Page extract:
____
The Neo Geo Pocket is a monochrome handheld game console released by SNK. It was the company's first handheld system and is part of the Neo Geo family. It debuted in Japan in late 1998 but never saw an American release, being exclusive to Japan, Asia and .

The Neo Geo Pocket received lower than expected sales and it was discontinued in 1999, immediately being succeeded by the Neo Geo Pocket Color, a full color device allowing the system to compete more easily with the dominant Game Boy Color handheld, and which also saw an American release. Though the system enjoyed only a short life, there were some significant games released on the system such as Samurai Shodown, and King of Fighters R-1.

Technical specifications 

 16-bit Toshiba TLCS-900H high performance core CPU
 32-bit/16-bit register bank configuration at 6.144 MHz
 Virtual screen 256×256, 16 palettes per plane, 64 sprites per frame
 Z80 8-bit CPU to control the soundchip
 SN76489 soundchip equivalent (three square-wave tone generators, one white-noise generator, and direct access to two digital-to-analog converters)
 I/O serial SIO, one channel at 19200 bit/s
 4-bit internal memory

Neo Geo Pocket cartridges are smaller than Game Boy cartridges.
____
Given problem:
Write the next part of the Neo Geo Pocket text above, picking up after its final sentence about cartridge size.

Source data:
____
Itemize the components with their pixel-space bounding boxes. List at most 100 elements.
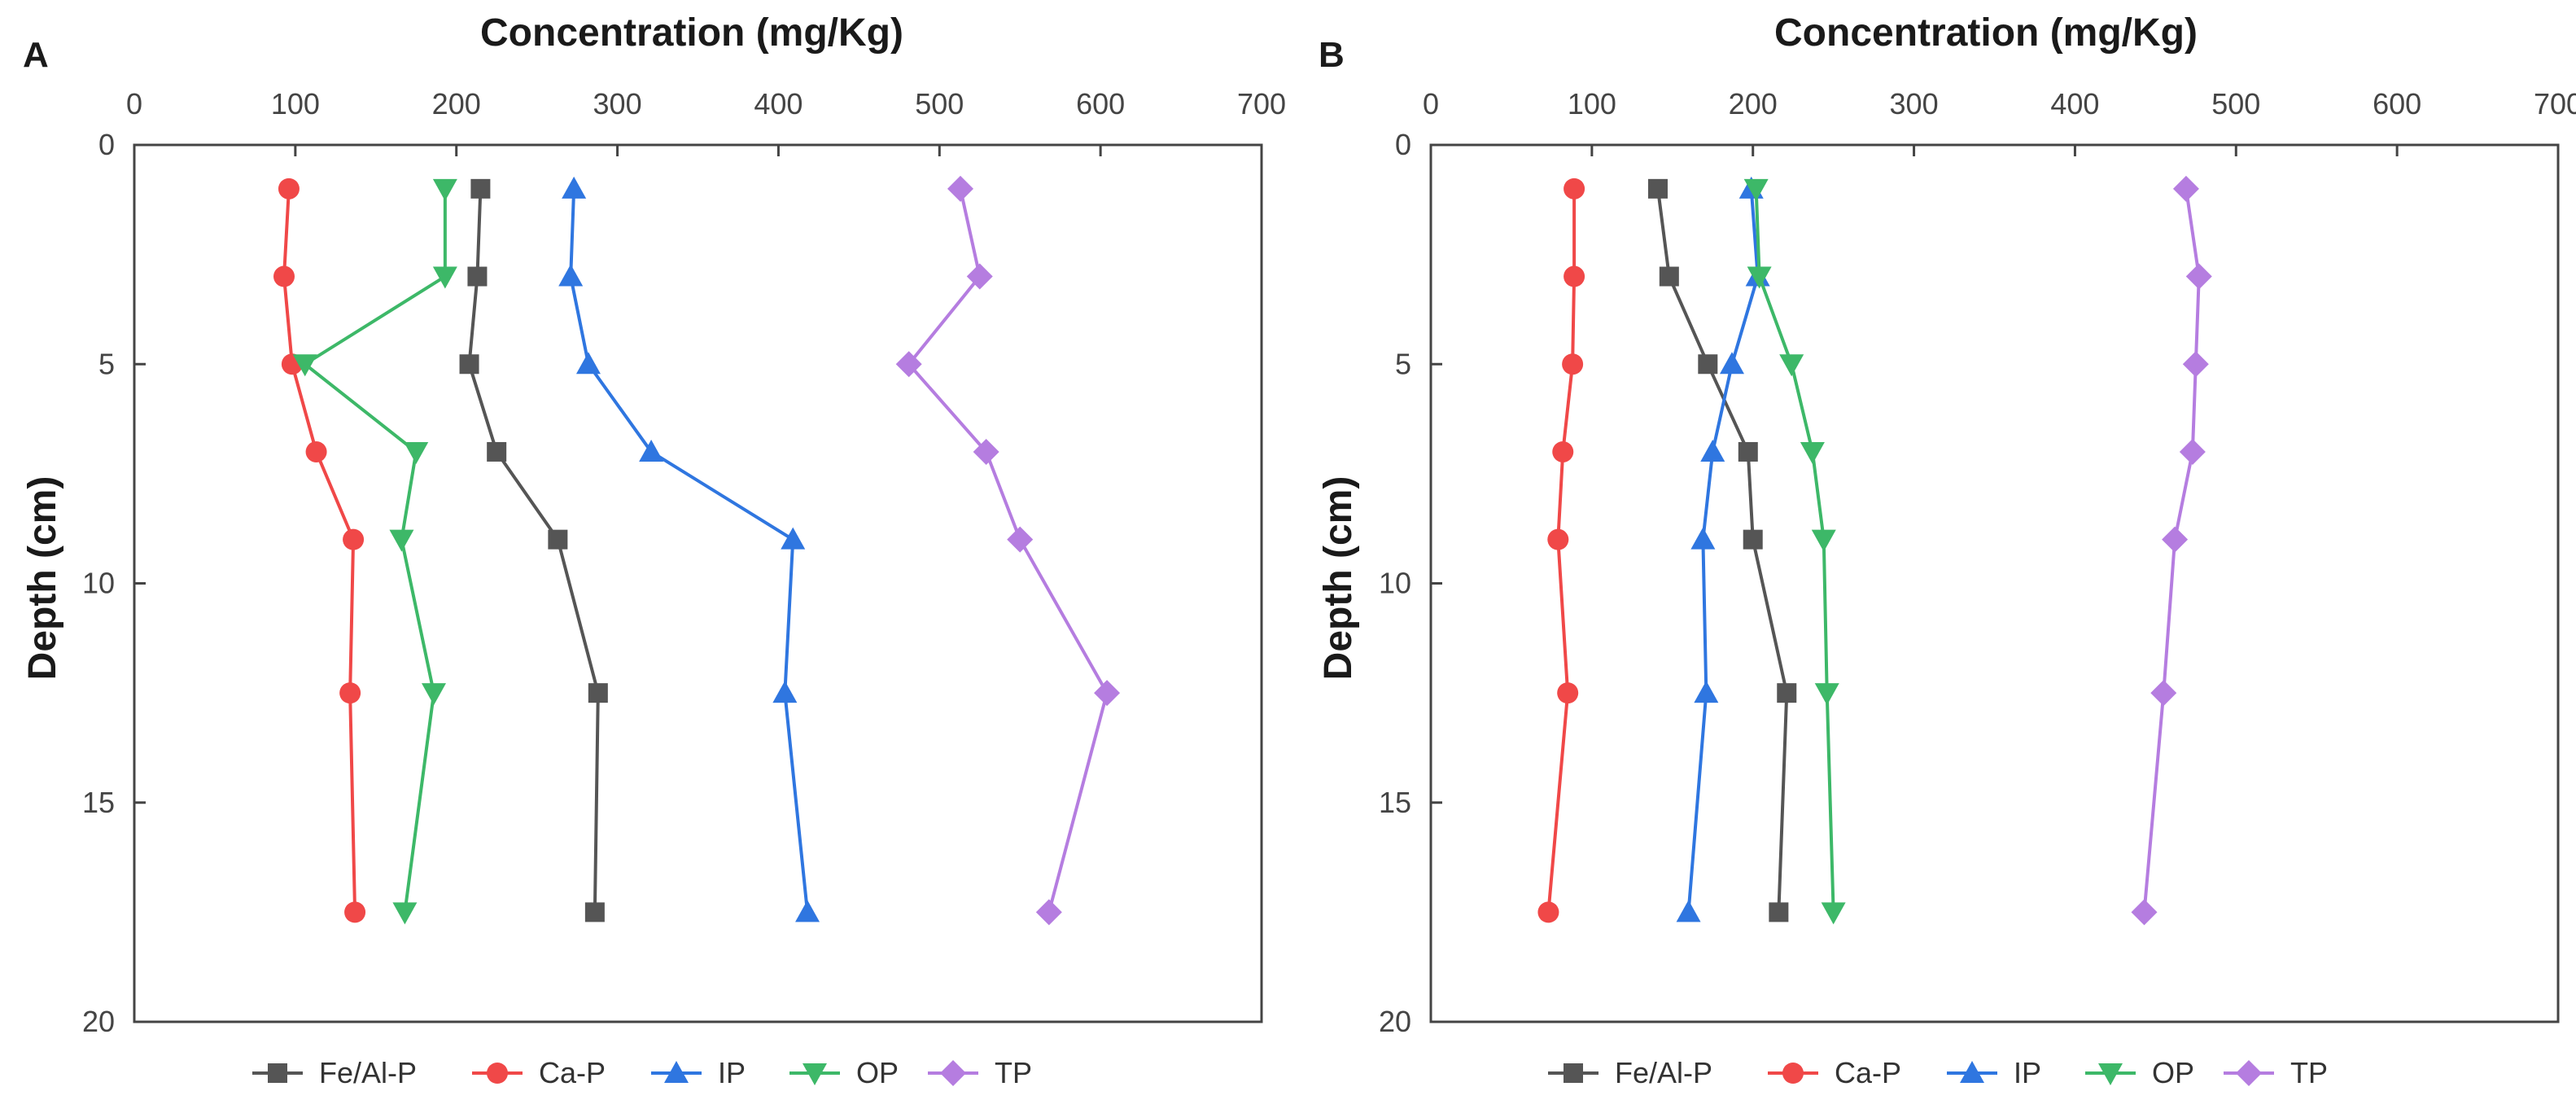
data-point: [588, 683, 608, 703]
____
The reply:
Games 

The Neo Geo Pocket is forward compatible with the majority of Neo Geo Pocket Color titles, although games for the color system will play in monochrome on a Neo Geo Pocket. Likewise, the Neo Geo Pocket Color is backward compatible and the entire Neo Geo Pocket library can be played on the color system.

Only ten monochrome games were released for the Neo Geo Pocket before it was discontinued:
 Baseball Stars
 King of Fighters R-1
 Melon-chan's Growth Diary (no EU release)
 Neo Cherry Master (no EU release)
 Neo Geo Cup 98 (no EU release) 
Neo Geo Cup 98 Plus (no JPN release) 
 Pocket Tennis
 Puzzle Link (no EU release)
 Samurai Shodown
 Syougi no Tatsujin - Master of Syougi (no EU release)

After the release of the Neo Geo Pocket Color, several of these titles began receiving re-releases, updated to include color. All but King of Fighters R-1, Melon-chan's Growth Diary, Samurai Shodown and the original Neo Geo Cup 98 (the "Plus" version was updated instead) were eventually re-released for the color system.

When playing the Monochrome Samurai Shodown in the color system the game will play in color.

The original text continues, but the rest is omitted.